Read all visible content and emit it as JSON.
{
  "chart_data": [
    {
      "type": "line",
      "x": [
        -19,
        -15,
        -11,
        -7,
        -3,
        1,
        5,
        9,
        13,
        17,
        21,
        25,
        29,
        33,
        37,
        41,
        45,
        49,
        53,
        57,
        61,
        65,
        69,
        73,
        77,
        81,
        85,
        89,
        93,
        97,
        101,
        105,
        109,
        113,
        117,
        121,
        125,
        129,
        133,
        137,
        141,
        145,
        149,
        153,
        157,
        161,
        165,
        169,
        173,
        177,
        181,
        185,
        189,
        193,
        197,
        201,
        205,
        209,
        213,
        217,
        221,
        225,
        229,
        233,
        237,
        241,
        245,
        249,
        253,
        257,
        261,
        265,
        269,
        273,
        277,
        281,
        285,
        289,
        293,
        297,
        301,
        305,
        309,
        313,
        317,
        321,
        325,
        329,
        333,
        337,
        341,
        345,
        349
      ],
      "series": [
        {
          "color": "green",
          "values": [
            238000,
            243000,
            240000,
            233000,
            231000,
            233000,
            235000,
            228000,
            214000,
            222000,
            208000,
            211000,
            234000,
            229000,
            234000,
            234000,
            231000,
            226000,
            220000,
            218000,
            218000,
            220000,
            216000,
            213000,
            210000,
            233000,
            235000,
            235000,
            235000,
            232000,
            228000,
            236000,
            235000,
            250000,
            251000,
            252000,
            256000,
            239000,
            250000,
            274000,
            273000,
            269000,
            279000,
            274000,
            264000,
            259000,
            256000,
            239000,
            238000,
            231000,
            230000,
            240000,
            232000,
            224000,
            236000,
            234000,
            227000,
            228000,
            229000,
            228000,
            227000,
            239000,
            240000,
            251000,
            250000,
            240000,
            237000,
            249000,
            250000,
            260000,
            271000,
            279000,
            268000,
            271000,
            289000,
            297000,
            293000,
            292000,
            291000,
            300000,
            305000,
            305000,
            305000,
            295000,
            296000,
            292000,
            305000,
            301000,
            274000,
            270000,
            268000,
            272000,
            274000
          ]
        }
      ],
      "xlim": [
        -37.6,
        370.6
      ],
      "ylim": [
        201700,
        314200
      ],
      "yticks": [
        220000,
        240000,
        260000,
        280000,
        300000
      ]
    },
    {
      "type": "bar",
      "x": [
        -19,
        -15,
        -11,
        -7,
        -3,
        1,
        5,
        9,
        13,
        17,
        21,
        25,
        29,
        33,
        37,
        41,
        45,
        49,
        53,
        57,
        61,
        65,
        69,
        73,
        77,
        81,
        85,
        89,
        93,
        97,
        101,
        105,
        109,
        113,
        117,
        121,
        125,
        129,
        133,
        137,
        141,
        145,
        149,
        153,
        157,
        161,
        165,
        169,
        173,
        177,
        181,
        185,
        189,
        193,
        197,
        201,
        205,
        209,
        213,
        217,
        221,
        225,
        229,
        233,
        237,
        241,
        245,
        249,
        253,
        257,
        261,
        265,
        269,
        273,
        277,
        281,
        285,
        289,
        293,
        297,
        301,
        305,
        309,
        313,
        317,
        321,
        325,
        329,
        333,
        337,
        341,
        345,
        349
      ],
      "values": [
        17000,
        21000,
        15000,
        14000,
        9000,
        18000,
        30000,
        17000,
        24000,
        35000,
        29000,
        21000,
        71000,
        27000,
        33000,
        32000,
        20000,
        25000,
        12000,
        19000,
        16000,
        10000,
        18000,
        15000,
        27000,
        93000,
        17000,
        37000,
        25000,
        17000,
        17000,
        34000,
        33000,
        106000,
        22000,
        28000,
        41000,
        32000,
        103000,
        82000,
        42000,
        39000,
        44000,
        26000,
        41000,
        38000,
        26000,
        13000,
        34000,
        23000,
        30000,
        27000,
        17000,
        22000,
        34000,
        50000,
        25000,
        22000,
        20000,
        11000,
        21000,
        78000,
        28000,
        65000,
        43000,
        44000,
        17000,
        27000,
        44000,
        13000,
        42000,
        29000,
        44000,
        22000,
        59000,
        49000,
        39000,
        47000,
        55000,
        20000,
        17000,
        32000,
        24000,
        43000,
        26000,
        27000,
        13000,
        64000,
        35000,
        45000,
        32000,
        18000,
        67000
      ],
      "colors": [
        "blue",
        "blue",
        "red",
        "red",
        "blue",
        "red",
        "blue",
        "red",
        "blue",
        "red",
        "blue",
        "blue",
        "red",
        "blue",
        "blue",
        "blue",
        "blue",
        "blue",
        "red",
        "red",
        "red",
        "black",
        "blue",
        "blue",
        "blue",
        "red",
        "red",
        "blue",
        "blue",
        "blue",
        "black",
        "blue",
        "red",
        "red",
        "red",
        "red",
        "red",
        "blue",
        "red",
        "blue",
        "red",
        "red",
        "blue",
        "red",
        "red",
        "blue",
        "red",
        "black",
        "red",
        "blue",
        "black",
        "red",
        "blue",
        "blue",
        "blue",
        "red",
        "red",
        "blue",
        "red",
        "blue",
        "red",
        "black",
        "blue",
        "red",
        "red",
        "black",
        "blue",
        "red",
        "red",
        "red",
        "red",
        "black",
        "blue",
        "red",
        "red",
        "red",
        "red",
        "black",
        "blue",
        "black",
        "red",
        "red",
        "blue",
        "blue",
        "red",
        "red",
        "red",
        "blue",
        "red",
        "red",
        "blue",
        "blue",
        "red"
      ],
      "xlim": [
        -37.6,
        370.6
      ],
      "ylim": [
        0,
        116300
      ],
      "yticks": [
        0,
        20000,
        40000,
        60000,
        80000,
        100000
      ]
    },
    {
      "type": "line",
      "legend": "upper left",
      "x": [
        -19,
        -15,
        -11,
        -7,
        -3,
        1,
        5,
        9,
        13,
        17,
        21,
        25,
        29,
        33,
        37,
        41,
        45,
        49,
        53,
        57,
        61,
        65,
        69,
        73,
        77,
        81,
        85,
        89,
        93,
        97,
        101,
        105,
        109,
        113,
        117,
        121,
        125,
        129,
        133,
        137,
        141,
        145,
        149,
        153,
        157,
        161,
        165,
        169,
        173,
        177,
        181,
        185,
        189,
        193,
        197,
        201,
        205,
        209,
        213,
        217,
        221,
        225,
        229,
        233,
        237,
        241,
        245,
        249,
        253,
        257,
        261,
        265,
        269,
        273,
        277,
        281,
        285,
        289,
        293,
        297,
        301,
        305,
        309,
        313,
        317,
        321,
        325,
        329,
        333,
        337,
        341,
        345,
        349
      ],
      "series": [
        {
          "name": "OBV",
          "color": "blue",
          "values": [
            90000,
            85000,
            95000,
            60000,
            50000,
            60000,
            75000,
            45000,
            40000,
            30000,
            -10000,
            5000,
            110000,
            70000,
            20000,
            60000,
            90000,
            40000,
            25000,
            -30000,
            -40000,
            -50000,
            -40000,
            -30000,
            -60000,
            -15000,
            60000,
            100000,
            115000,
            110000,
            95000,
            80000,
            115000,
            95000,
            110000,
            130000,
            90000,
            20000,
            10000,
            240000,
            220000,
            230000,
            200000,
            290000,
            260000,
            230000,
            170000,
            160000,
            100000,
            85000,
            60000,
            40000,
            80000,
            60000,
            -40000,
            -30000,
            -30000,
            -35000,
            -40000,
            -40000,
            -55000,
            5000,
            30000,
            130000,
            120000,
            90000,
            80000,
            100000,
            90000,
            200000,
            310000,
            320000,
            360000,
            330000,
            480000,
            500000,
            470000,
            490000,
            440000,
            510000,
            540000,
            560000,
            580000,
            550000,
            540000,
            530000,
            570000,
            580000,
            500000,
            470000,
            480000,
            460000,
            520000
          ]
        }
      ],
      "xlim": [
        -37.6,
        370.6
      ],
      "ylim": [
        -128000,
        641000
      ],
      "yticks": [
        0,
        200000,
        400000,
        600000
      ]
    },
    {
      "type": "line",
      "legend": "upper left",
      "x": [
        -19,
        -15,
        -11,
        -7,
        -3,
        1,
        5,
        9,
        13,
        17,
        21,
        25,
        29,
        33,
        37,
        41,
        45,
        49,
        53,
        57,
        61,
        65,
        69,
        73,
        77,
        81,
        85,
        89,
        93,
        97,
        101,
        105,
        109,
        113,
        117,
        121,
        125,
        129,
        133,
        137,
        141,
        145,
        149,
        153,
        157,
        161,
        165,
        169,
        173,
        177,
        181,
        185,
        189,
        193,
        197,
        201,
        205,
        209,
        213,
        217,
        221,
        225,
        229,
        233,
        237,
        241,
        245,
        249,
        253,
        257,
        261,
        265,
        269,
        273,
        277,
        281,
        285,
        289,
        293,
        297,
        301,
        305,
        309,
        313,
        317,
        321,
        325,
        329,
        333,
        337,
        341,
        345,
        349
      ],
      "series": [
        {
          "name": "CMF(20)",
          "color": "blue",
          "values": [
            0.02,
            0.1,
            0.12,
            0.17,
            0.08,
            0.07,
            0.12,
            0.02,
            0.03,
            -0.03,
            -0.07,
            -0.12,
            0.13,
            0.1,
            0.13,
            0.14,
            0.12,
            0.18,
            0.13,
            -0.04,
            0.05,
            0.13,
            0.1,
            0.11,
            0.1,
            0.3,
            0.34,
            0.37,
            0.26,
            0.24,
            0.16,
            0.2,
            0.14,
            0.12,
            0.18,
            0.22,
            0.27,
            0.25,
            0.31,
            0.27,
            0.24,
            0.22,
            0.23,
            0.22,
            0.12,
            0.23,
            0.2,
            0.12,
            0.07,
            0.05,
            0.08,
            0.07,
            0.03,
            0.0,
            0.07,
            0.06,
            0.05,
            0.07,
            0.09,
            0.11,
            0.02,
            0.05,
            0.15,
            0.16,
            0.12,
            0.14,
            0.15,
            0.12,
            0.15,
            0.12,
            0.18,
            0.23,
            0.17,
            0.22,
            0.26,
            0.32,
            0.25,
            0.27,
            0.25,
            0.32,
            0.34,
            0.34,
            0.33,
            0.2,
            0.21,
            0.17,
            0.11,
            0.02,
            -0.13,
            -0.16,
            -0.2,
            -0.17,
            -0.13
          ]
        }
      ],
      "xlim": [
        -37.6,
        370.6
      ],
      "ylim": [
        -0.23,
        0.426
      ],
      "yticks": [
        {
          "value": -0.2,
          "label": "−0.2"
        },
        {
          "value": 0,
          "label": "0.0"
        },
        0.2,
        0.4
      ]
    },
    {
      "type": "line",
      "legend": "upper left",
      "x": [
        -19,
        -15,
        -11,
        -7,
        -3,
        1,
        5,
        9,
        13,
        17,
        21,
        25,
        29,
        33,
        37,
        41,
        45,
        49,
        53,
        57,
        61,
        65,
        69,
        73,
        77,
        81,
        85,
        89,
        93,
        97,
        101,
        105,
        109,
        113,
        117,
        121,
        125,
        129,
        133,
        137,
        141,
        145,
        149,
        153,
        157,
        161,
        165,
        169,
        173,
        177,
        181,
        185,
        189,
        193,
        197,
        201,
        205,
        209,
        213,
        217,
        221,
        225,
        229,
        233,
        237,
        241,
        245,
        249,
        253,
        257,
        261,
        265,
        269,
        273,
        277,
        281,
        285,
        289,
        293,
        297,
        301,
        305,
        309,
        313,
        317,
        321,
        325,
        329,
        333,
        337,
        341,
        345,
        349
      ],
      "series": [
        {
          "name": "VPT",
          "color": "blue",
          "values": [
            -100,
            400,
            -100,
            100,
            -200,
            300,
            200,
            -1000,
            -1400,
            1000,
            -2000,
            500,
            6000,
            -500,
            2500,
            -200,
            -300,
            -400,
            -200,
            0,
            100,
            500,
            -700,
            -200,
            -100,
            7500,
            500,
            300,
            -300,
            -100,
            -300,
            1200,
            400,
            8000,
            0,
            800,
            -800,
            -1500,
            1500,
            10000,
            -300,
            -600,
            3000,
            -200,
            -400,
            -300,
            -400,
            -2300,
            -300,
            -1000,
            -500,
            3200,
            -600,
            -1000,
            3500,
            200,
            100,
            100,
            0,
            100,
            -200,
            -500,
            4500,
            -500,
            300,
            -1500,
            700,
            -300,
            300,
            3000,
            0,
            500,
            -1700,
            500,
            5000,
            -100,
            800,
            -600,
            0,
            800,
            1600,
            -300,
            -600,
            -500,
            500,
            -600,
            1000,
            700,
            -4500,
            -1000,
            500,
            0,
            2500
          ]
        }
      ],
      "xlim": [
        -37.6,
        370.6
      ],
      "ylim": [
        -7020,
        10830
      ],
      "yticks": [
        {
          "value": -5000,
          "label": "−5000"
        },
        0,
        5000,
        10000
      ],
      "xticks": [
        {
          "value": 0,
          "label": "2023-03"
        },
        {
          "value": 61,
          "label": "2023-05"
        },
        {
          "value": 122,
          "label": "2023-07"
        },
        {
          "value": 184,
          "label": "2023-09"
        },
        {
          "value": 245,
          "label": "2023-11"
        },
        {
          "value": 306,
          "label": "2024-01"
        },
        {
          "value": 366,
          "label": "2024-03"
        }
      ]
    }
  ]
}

> Problem description: Determine how many lines of the listing hold the word "label" and reply with that figure alone.

> Result: 10